Exercise material:
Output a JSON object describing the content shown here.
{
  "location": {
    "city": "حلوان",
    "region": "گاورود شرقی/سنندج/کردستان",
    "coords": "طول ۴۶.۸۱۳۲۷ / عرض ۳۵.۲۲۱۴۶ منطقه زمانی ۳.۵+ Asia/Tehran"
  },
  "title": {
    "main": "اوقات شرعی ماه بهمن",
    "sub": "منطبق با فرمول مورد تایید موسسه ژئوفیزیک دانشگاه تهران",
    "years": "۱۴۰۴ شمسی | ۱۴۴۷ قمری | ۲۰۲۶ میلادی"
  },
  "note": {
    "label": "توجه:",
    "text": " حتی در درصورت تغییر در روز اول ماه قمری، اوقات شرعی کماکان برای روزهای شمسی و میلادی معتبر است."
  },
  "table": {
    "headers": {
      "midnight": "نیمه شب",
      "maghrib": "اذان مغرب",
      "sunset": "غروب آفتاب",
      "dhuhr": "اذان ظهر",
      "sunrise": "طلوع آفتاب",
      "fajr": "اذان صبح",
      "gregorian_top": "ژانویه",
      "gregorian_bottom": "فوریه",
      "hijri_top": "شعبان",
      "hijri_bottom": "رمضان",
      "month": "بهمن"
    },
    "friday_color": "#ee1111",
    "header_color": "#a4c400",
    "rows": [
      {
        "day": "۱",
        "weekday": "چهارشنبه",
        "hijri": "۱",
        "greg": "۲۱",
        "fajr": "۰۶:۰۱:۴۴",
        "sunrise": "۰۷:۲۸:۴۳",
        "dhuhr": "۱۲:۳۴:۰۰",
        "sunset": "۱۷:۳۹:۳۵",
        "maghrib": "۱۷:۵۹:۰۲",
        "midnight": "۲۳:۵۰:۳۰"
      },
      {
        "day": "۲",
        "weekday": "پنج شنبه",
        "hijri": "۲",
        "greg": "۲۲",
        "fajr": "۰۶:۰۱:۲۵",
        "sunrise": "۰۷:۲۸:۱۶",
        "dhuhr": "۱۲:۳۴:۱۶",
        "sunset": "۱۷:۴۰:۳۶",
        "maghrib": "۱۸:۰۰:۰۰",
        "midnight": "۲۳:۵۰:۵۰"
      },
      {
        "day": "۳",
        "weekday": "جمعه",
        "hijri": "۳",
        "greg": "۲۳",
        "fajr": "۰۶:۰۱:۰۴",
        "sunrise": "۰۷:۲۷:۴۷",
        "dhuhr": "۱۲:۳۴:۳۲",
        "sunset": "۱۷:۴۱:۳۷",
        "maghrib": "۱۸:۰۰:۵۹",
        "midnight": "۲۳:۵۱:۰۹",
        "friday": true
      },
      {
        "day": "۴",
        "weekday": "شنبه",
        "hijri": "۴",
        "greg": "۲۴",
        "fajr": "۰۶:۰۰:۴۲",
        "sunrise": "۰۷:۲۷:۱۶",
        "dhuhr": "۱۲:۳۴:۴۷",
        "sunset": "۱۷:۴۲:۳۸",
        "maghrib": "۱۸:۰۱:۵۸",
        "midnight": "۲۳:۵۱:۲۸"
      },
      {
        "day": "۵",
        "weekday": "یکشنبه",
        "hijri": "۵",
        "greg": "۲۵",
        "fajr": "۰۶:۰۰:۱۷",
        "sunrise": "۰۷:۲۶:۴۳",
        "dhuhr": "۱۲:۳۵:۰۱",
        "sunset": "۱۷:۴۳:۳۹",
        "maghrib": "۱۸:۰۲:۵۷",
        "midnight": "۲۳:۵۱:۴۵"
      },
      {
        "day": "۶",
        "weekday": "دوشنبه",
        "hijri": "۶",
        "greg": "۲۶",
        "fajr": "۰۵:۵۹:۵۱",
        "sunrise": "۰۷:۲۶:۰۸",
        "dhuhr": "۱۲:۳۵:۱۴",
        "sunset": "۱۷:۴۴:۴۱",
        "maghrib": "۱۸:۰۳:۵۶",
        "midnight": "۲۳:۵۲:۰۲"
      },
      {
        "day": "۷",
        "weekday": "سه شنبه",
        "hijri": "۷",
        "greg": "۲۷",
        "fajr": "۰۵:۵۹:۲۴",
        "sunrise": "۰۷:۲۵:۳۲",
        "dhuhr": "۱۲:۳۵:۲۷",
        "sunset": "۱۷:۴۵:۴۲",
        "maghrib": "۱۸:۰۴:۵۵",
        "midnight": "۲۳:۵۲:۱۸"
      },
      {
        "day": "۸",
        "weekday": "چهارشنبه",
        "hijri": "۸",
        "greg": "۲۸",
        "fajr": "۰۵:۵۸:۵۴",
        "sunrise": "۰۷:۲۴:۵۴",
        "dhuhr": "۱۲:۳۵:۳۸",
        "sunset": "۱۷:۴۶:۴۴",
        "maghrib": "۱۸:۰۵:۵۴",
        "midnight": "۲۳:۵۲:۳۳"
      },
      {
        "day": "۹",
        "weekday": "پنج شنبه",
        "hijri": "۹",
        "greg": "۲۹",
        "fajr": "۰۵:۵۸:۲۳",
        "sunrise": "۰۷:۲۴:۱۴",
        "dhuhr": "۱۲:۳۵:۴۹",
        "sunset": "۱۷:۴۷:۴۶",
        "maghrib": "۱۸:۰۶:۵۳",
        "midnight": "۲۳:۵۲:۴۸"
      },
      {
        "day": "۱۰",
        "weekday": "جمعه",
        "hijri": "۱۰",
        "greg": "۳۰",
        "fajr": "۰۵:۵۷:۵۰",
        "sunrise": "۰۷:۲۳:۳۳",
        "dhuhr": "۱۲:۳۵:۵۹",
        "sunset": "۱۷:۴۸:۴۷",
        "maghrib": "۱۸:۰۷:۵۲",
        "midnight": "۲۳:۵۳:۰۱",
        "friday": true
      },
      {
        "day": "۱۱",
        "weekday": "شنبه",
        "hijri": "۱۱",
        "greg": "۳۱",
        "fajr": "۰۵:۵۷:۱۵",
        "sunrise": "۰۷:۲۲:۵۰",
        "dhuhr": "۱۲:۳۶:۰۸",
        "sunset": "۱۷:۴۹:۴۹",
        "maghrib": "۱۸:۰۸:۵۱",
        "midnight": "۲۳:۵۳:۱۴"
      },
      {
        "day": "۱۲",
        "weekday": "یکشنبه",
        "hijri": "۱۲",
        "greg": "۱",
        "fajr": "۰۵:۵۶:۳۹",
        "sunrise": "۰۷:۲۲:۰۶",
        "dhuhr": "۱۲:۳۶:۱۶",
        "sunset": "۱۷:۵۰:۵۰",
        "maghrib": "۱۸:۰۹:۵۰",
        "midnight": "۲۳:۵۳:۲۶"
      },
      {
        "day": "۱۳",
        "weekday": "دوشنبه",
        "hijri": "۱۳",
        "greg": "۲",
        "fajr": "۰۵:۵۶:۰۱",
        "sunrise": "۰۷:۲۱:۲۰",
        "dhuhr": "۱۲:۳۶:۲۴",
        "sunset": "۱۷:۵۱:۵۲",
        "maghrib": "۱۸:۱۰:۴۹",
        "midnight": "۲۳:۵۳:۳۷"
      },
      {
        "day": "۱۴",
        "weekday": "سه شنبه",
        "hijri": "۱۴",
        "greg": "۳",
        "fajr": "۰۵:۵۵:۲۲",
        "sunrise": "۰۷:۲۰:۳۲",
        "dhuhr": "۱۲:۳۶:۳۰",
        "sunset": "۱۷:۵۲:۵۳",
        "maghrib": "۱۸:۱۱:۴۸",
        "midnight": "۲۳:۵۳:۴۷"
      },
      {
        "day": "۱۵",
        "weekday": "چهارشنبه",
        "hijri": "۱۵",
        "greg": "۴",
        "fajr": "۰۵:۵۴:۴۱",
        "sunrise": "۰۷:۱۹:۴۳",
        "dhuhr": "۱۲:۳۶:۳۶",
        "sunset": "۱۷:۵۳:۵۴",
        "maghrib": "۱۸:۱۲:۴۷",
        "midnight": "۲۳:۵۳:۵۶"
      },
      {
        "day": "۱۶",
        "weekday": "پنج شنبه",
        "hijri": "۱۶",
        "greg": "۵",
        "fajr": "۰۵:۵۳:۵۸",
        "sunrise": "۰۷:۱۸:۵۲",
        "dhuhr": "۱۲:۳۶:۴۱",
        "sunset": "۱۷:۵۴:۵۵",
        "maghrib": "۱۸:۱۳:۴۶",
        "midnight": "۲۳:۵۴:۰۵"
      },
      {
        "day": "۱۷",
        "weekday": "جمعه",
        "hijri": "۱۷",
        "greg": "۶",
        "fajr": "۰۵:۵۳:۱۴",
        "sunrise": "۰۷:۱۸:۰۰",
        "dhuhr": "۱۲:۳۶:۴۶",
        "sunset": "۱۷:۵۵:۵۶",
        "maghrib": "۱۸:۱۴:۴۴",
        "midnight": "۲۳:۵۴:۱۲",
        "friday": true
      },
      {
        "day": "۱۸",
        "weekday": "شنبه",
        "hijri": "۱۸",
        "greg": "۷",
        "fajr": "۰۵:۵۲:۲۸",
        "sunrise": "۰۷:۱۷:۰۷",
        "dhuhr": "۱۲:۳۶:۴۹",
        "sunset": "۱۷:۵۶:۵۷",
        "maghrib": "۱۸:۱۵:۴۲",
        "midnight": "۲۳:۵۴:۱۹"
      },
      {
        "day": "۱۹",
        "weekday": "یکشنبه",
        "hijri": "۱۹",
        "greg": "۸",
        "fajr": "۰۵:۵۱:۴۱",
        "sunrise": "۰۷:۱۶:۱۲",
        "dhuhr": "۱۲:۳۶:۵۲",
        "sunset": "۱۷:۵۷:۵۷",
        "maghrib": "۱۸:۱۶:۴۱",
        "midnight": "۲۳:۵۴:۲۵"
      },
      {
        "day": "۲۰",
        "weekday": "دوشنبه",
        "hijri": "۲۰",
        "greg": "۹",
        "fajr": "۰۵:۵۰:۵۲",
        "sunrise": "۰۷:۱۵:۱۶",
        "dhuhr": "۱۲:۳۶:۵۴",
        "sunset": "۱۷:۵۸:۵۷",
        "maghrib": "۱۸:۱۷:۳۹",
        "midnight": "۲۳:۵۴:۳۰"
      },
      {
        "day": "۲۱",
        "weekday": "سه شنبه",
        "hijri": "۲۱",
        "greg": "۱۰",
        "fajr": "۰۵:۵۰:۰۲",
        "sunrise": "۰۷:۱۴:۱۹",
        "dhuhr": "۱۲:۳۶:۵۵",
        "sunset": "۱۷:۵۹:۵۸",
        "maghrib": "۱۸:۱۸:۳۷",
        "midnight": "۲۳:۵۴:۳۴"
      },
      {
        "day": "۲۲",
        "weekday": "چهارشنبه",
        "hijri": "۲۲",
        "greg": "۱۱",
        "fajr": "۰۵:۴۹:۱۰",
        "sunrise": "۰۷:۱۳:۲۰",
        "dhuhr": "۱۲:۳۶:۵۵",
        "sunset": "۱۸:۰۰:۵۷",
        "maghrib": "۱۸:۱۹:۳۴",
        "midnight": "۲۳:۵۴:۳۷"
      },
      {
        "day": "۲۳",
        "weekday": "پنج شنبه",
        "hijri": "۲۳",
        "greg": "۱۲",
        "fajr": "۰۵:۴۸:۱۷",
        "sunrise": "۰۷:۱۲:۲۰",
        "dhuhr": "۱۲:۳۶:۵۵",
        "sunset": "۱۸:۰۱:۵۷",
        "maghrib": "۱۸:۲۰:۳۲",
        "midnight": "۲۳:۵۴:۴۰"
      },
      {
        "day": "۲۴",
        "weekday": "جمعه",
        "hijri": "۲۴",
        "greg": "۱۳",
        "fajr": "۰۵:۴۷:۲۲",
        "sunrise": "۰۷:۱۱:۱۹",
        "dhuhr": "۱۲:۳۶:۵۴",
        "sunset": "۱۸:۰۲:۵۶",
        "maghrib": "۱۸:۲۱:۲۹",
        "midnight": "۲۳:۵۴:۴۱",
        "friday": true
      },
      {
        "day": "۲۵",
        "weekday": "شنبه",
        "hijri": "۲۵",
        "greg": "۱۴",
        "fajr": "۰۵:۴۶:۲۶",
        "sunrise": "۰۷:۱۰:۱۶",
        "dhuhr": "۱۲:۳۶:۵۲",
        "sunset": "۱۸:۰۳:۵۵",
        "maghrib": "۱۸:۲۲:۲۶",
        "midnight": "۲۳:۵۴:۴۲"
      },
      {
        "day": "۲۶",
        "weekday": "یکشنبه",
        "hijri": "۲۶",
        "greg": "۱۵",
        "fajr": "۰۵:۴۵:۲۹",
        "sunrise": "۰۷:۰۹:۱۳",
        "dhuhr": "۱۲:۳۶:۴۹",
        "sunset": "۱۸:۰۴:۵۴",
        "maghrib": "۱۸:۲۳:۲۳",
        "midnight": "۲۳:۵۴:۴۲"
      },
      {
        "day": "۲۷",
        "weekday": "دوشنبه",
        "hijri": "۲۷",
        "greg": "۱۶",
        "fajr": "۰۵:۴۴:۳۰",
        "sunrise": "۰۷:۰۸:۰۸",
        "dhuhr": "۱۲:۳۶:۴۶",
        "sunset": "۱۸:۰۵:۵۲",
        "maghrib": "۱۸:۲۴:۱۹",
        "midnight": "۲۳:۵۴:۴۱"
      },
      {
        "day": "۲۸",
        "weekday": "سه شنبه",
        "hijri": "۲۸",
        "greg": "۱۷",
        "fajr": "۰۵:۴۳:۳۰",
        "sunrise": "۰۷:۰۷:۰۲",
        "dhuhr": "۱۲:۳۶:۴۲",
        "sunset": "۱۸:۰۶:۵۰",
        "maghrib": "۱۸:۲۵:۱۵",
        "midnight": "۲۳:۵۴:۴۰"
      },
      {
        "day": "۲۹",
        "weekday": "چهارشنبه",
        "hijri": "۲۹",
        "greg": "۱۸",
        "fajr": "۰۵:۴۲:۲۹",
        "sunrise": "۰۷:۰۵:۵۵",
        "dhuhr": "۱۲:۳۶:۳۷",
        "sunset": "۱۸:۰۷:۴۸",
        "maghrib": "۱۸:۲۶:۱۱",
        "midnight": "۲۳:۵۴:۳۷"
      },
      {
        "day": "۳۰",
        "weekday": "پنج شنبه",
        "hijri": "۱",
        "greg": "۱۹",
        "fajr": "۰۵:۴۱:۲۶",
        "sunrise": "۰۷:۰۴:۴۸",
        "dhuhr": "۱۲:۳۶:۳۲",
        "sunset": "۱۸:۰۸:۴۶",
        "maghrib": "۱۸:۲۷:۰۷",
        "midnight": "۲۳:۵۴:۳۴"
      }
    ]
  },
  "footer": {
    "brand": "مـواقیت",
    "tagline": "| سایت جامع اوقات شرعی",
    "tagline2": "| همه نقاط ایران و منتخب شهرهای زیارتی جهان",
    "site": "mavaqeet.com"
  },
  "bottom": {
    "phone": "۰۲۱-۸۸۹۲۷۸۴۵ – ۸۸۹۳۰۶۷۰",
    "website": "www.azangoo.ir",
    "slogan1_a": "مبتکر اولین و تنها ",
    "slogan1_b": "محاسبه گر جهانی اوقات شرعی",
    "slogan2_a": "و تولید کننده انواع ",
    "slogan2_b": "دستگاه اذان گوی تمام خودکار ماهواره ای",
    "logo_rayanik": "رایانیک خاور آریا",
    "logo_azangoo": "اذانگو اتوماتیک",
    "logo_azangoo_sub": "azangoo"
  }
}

The problem:
Each line containing the word "شرعی" counts once; report the total alone.

Completed task:
4